**Page:**
⟨
Defense attorney Joshua Insley confronted Baltimore PD officer Cabreja about whether the department had signed a nondisclosure agreement regarding the agency’s use of the CSS. “Does this document instruct you to withhold evidence from the state’s attorney and Circuit Court, even upon court order to produce?” he asked.

“Yes,” was Cabreja’s shocking response.

This information was similar to an agreement eventually uncovered by the ACLU between the Harris Corporation and the Delaware State Police. That agreement stated officers could not “discuss, publish, release or disclose any information pertaining to the (cellphone tracking) products” to “the general public, to companies, to other governmental agencies, or even to other officers who do not have a ‘need to know.’” A letter from Harris Corporation’s Michael E. Dillon said “[o]nly officers with arrest authority are permitted to use them (Stingrays) or have knowledge of how they work” and that “[s]tealth, quiet approach and skilled execution are the glue that transforms weapons and technology investments into capabilities and results.”

Reporting from Wired magazine about these agreements states that “police are advised to pursue ‘additional and independent investigative means and methods’ to obtain evidence collected through use of a cell site simulator, though suggestions provided by the FBI on how this could be accomplished were redacted by the bureau.” This advice seems to encourage police to engage in a practice known as “parallel construction,” which is where evidence obtained in violation of the U.S. Constitution is laundered by having officers unconnected to the evidentiary violation act on it without revealing the true origin of the information for the purpose of misleading the courts.

Similar reporting from the NYCLU detailed one such NDA between the FBI and the Erie County Sheriff’s Office in New York state. “Its confidentiality agreement with the FBI also instructs the Sheriff’s Office that the FBI may request it to dismiss criminal prosecutions rather than risk compromising the secrecy of how Stingrays are used,” wrote the NYCLU. This means that whenever officers are at risk of providing information about how a CSS actually functions, the FBI may require the state prosecutor to drop the criminal case—allowing a possibly dangerous criminal to be released—instead of complying with court orders to produce the information.

In 1968, then-Chief-Justice of the U.S. Supreme Court Earl Warren said that “evidentiary hearings, where defendants are apprised of the evidence against them and scrutinize how it was obtained, is the only true defense Americans have against police misconduct.” He wrote that, without it, “the constitutional guarantee against unreasonable searches and seizures would be a mere ‘form of words.’” Alarmingly, law enforcement practices surrounding the use of CSS devices appear to constitute the very types of behavior Chief Justice Warren cautioned against.

The appellate court of Maryland that upheld the suppression of the firearm in Andrews’ case said that the “information embargo” produced by these NDAs “prevents the court from exercising its fundamental duties under the constitution.” State v. Andrews, 134 A.3d 324 (Md. Ct. Spec. App. 2016).

The Court also refused to apply the “good faith exception” to the warrant requirement where some procedural mistakes made by officers—who have obtained an ostensibly valid warrant but the law concerning its validity is unclear—are excused and evidence is admitted despite the violation. The Court noted that the good faith exception is unavailable where police have intentionally misled the courts. It then listed “the ways in which the police misled the lower court in its ‘overreaching’ application: failing to name or even describe the Hailstorm, failing to impose any geographical limitations on its use, failing to ‘fully apprise’ the judge of the information it might collect, failing to explain what would happen with that information, and concealing the fact that the technology could easily capture information about innocent users in Andrews’ vicinity.” Andrews.
⟩
**Material supplied:**
⟨
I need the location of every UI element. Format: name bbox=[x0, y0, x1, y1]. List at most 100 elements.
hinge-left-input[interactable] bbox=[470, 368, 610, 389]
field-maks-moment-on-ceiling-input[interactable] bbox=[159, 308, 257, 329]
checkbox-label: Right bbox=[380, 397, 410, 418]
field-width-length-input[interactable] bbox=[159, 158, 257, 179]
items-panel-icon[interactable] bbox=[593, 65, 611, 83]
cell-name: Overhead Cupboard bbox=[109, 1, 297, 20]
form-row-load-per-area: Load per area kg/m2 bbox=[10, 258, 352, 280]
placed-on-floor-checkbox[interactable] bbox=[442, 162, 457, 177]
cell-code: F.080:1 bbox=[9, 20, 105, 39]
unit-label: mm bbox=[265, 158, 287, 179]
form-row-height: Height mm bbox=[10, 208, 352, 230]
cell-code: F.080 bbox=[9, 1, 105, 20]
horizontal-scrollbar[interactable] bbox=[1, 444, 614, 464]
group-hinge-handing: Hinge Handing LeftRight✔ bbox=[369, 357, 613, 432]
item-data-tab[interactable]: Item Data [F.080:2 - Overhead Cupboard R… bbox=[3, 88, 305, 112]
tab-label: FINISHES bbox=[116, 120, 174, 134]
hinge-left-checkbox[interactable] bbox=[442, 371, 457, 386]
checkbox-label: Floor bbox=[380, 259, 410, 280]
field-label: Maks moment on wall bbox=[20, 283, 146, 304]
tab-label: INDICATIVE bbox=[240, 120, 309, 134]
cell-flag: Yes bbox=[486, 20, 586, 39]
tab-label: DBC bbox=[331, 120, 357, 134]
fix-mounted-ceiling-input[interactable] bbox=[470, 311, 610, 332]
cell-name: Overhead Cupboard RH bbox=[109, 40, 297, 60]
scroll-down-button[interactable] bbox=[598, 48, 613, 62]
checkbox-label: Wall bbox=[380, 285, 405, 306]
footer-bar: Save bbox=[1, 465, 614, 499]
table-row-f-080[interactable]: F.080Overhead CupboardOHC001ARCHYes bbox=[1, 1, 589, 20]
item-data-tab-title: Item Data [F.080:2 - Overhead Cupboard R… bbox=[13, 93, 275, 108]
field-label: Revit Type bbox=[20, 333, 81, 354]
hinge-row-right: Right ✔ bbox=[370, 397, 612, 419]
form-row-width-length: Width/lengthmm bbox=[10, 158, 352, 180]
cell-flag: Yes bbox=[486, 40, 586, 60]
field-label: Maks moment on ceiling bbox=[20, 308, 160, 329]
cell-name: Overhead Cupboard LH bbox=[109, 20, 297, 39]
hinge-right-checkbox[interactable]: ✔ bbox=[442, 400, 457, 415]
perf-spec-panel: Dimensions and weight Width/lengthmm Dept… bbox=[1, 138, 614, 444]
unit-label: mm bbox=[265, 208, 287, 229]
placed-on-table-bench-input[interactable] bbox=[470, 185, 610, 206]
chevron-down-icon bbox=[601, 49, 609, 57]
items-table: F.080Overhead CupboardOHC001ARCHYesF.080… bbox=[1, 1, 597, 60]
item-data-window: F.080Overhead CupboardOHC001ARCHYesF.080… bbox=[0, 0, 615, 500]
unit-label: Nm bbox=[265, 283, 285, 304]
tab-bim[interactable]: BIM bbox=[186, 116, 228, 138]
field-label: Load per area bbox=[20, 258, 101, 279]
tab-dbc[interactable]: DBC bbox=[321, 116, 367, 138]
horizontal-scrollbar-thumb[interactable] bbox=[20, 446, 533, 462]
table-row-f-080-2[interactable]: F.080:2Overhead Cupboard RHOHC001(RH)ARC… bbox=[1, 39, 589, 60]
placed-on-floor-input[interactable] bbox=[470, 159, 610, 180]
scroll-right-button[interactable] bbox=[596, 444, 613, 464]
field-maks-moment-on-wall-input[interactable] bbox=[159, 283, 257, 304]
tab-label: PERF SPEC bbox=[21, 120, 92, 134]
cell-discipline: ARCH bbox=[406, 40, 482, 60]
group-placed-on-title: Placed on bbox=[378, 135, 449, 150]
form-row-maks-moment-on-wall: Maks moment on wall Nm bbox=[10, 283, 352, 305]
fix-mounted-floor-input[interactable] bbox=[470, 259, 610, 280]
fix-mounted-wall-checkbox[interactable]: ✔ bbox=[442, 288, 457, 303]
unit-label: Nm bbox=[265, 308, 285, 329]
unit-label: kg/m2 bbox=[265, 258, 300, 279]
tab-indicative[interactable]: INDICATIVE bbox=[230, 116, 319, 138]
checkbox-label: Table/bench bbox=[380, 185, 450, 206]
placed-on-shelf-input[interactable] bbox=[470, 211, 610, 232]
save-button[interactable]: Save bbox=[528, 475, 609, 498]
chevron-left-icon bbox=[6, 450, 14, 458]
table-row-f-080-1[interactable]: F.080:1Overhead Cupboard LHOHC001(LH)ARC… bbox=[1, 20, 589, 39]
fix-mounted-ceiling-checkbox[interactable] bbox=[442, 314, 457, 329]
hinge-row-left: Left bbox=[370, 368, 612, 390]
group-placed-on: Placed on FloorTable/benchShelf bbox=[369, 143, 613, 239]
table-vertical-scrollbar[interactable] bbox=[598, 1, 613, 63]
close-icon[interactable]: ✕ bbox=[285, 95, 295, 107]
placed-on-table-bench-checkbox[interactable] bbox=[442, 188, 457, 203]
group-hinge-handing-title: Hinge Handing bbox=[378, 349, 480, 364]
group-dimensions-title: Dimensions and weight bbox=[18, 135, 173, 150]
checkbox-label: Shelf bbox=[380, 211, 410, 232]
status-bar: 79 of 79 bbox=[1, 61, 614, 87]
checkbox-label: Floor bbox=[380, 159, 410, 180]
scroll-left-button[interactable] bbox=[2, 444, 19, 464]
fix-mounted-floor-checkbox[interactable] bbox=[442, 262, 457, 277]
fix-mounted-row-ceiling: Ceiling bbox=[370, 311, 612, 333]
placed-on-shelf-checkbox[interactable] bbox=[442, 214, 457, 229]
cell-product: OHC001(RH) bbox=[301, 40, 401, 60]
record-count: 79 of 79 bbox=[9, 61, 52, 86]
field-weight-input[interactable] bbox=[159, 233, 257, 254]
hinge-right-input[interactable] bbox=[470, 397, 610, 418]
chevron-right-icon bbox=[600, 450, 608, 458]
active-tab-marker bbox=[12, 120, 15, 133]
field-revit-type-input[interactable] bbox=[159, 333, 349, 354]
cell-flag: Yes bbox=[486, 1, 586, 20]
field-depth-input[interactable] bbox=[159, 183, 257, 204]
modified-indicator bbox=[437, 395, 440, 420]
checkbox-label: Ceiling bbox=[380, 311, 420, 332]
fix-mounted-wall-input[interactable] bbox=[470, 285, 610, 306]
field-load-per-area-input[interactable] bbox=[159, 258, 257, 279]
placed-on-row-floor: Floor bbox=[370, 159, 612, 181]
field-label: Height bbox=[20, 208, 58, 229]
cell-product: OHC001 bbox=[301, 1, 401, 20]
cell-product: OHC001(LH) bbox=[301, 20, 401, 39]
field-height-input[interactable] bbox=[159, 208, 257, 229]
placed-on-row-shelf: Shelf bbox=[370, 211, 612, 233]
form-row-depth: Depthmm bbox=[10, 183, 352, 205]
⟩
**Stated problem A:**
In the passage on police nondisclosure agreements, in what year did Earl Warren make his statement about evidentiary hearings?
**Stated problem B:**
Please reproduce the part of the passage on police nondisclosure agreements that opens with the words containing "Similar reporting from" and closes with "produce the information.".

**Written answer A:**
1968.

**Written answer B:**
Similar reporting from the NYCLU detailed one such NDA between the FBI and the Erie County Sheriff’s Office in New York state. “Its confidentiality agreement with the FBI also instructs the Sheriff’s Office that the FBI may request it to dismiss criminal prosecutions rather than risk compromising the secrecy of how Stingrays are used,” wrote the NYCLU. This means that whenever officers are at risk of providing information about how a CSS actually functions, the FBI may require the state prosecutor to drop the criminal case—allowing a possibly dangerous criminal to be released—instead of complying with court orders to produce the information.